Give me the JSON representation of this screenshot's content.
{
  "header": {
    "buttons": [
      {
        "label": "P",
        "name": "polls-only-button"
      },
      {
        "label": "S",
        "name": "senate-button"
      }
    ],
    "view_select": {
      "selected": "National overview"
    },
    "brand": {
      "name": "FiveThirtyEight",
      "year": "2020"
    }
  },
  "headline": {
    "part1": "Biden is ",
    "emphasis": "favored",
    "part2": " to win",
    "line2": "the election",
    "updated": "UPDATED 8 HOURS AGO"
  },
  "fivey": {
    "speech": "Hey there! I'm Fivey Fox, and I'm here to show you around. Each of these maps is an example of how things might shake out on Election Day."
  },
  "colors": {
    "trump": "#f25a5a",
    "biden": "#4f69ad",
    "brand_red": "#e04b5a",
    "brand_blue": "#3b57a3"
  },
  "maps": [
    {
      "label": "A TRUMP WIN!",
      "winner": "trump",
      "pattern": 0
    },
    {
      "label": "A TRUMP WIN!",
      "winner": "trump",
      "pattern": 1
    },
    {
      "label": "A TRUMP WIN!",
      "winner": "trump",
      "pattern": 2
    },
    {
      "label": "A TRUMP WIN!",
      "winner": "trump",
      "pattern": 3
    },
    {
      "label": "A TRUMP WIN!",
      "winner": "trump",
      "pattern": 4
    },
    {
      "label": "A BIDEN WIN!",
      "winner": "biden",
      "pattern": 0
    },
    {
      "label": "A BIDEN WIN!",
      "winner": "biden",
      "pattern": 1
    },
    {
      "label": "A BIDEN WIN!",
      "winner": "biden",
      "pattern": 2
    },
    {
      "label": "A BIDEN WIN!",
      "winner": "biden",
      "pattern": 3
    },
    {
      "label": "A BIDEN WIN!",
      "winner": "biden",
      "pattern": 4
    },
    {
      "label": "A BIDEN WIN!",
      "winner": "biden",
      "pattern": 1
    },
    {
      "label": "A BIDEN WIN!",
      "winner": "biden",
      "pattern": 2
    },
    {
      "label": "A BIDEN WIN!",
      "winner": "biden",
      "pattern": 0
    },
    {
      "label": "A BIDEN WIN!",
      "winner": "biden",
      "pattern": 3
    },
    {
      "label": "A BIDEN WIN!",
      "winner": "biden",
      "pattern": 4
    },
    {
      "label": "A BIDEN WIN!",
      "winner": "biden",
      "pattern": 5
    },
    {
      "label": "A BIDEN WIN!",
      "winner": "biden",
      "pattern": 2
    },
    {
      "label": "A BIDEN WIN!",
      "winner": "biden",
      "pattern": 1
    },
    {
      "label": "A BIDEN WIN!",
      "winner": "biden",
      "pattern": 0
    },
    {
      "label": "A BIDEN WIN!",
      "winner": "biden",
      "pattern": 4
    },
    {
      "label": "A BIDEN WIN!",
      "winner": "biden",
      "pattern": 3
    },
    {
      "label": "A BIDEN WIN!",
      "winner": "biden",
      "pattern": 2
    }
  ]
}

§ TASK DIRECTIONS: Work through the records line by line and tally those with the word "maps". Report only the total.

§ RESULT OF THE EXERCISE: 2